• What this task involves
Work out the number of lines containing "依次填入下面一段文字横线处的语句". Give that number alone.

━━ Records for processing ━━

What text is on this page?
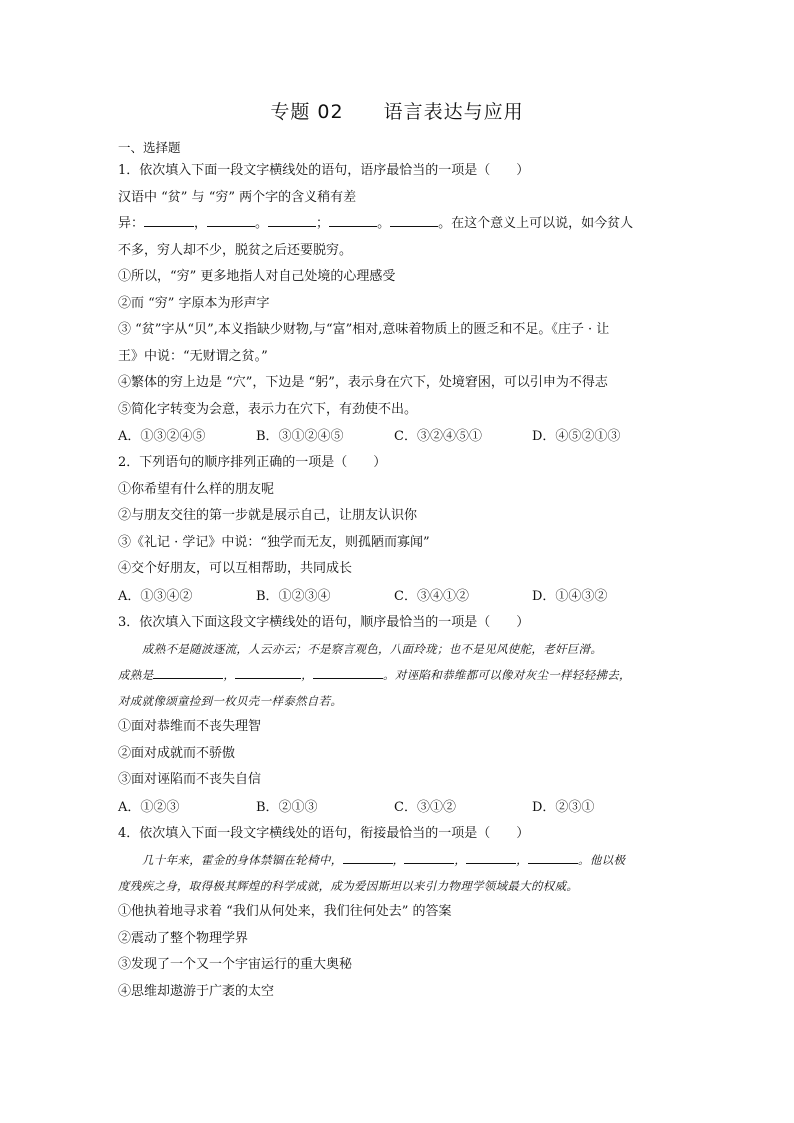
专题 02 语言表达与应用
一、选择题
1．依次填入下面一段文字横线处的语句，语序最恰当的一项是（　　）
汉语中 “贫” 与 “穷” 两个字的含义稍有差
异：	，	。	；	。	。在这个意义上可以说，如今贫人
不多，穷人却不少，脱贫之后还要脱穷。
①所以，“穷” 更多地指人对自己处境的心理感受
②而 “穷” 字原本为形声字
③ “贫”字从“贝”,本义指缺少财物,与“富”相对,意味着物质上的匮乏和不足。《庄子 · 让
王》中说：“无财谓之贫。”
④繁体的穷上边是 “穴”，下边是 “躬”，表示身在穴下，处境窘困，可以引申为不得志
⑤简化字转变为会意，表示力在穴下，有劲使不出。
A．①③②④⑤	B．③①②④⑤	C．③②④⑤①	D．④⑤②①③
2．下列语句的顺序排列正确的一项是（　　）
①你希望有什么样的朋友呢
②与朋友交往的第一步就是展示自己，让朋友认识你
③《礼记 · 学记》中说：“独学而无友，则孤陋而寡闻”
④交个好朋友，可以互相帮助，共同成长
A．①③④②	B．①②③④	C．③④①②	D．①④③②
3．依次填入下面这段文字横线处的语句，顺序最恰当的一项是（　　）
成熟不是随波逐流，人云亦云；不是察言观色，八面玲珑；也不是见风使舵，老奸巨滑。
成熟是	，	，	。对诬陷和恭维都可以像对灰尘一样轻轻拂去，
对成就像颂童捡到一枚贝壳一样泰然自若。
①面对恭维而不丧失理智
②面对成就而不骄傲
③面对诬陷而不丧失自信
A．①②③	B．②①③	C．③①②	D．②③①
4．依次填入下面一段文字横线处的语句，衔接最恰当的一项是（　　）
几十年来，霍金的身体禁锢在轮椅中，	，	，	，	。他以极
度残疾之身，取得极其辉煌的科学成就，成为爱因斯坦以来引力物理学领域最大的权威。
①他执着地寻求着 “我们从何处来，我们往何处去” 的答案
②震动了整个物理学界
③发现了一个又一个宇宙运行的重大奥秘
④思维却遨游于广袤的太空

━━━

• Solution
2